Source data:
* Start *

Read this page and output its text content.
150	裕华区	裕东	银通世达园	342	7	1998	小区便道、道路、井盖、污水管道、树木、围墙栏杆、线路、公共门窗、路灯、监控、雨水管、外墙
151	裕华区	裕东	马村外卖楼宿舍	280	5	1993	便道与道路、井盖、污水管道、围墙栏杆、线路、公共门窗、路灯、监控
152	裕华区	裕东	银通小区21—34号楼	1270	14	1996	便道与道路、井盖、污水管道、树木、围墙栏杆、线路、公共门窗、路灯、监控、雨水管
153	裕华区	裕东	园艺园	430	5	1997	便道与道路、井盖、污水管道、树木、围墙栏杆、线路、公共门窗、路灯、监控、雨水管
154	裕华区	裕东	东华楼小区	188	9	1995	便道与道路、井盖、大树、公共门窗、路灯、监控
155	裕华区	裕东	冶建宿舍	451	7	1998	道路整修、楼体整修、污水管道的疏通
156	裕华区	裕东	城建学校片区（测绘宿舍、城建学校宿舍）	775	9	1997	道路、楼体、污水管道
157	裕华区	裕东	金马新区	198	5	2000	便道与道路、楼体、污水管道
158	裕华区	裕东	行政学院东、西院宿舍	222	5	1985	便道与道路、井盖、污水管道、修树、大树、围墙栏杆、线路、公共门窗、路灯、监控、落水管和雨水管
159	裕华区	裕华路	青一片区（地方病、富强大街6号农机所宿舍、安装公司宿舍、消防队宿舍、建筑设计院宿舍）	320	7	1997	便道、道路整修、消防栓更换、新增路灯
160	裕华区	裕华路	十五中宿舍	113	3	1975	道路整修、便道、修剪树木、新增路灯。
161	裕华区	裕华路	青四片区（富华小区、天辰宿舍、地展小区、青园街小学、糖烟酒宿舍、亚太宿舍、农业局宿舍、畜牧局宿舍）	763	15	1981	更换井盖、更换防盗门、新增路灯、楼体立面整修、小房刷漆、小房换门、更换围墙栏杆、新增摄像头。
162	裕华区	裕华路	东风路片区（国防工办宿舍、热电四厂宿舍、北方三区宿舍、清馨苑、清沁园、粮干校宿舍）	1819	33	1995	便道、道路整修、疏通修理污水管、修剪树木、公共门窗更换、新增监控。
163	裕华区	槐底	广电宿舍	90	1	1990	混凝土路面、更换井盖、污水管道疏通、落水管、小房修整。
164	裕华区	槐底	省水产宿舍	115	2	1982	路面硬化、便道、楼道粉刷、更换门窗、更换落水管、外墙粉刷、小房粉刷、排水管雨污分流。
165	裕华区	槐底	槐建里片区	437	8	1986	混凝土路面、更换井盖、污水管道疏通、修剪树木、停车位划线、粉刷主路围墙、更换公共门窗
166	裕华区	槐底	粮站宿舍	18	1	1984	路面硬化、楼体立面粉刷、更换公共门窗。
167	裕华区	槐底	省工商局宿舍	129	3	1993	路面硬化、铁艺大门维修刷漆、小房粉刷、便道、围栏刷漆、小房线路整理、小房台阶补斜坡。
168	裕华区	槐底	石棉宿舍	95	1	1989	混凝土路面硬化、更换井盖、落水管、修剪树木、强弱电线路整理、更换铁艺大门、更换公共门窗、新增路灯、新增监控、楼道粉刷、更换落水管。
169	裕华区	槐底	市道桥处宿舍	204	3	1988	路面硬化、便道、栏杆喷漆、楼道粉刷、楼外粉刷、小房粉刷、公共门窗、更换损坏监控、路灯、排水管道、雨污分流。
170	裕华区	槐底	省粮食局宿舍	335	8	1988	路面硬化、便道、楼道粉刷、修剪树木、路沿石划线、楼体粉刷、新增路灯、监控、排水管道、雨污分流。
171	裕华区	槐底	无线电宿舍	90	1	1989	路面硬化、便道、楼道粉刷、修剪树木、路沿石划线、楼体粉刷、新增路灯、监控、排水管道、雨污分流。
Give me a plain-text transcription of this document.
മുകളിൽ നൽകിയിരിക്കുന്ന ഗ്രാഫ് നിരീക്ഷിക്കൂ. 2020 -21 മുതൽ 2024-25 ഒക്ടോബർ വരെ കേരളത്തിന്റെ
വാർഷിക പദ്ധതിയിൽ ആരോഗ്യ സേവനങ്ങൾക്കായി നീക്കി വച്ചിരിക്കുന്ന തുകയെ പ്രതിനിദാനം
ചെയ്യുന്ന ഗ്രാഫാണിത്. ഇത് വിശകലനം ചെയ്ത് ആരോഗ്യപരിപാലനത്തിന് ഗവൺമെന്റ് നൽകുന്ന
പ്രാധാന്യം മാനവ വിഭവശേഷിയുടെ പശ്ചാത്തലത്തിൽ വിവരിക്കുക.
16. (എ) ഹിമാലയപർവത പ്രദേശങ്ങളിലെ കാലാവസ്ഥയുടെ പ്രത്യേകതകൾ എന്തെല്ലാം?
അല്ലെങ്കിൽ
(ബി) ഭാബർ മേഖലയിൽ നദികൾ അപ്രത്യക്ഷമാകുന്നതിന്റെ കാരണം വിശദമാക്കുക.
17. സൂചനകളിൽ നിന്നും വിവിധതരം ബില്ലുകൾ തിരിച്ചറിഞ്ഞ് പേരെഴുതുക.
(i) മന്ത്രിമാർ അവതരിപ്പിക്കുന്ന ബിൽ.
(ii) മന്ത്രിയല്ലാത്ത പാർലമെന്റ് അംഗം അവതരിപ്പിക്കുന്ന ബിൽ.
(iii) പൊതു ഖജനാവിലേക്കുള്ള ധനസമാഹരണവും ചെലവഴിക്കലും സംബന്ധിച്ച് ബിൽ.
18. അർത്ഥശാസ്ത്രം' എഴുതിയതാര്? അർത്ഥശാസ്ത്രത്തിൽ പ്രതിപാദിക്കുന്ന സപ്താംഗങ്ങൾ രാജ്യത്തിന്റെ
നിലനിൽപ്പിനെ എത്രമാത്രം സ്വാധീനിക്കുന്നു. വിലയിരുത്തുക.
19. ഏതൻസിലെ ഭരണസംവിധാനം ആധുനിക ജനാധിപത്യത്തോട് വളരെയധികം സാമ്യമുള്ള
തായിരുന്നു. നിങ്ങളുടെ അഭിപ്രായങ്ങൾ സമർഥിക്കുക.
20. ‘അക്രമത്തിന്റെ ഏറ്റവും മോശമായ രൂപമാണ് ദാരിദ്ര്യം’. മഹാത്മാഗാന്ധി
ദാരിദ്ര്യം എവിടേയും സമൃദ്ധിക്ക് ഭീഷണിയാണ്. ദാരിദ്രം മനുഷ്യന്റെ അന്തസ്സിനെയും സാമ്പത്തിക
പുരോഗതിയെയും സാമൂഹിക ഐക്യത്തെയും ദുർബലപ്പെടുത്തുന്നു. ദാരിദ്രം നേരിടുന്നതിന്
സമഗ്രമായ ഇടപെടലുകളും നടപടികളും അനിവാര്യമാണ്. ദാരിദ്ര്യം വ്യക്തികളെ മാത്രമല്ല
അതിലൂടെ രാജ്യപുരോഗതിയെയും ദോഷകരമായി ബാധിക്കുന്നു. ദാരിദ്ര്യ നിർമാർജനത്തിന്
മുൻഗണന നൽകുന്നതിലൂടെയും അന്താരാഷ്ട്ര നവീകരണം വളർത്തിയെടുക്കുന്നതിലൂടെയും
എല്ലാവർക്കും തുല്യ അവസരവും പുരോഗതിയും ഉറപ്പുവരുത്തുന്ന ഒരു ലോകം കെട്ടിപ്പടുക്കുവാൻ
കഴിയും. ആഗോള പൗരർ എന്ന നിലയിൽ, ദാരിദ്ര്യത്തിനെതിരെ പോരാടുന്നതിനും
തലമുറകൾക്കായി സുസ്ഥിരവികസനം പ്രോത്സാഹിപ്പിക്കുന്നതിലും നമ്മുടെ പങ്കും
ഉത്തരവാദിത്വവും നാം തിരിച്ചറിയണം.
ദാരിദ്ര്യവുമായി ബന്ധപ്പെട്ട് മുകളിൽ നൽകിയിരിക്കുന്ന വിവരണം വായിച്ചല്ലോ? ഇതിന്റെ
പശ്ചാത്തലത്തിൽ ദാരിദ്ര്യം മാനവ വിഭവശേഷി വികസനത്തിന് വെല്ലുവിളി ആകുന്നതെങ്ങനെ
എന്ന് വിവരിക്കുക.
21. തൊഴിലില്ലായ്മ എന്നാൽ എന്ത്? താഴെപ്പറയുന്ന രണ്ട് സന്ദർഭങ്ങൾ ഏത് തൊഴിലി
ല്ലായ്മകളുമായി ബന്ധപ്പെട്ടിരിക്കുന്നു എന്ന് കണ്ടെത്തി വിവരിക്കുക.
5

* End *
* Start *

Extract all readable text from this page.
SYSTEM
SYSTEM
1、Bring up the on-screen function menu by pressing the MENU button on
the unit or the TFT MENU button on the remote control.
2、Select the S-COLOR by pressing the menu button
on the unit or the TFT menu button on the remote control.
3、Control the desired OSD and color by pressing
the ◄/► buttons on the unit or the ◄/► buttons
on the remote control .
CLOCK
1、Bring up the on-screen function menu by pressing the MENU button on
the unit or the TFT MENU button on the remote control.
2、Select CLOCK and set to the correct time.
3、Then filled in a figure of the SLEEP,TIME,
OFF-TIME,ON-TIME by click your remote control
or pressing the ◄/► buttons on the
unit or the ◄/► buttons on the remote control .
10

* End *

_Task requirements_:
Say how many lines of the material contain the word "page", with no other text.

_Answer to the problem_:
2